Data supplied:
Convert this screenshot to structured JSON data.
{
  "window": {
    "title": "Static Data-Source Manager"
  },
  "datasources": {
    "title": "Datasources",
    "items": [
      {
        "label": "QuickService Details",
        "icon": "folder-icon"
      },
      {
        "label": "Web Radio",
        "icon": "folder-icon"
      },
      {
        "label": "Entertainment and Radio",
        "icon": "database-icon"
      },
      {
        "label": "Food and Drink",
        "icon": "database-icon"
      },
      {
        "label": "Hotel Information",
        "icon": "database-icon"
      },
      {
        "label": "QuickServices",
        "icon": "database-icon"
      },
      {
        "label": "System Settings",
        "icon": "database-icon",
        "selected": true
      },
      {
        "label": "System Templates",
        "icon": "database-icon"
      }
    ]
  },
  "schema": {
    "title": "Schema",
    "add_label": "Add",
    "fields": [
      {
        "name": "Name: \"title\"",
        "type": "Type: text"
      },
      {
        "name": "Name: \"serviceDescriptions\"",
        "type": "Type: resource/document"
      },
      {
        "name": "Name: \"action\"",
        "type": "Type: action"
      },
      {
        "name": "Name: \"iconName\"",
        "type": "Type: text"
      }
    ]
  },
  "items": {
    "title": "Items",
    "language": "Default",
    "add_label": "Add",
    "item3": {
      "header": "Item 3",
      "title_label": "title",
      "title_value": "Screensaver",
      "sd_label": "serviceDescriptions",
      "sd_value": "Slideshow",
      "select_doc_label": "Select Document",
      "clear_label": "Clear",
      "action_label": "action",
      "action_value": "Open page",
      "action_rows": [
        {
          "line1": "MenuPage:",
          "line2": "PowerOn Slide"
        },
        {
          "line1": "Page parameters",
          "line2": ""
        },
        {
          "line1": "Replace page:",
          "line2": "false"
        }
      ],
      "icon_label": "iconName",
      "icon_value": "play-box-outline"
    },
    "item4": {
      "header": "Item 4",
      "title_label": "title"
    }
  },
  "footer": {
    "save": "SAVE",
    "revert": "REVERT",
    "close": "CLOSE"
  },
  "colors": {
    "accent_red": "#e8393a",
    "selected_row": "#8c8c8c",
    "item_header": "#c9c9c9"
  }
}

What this task involves:
Extract each line holding the word "System" from the records.

Output below:
        "label": "System Settings",
        "label": "System Templates",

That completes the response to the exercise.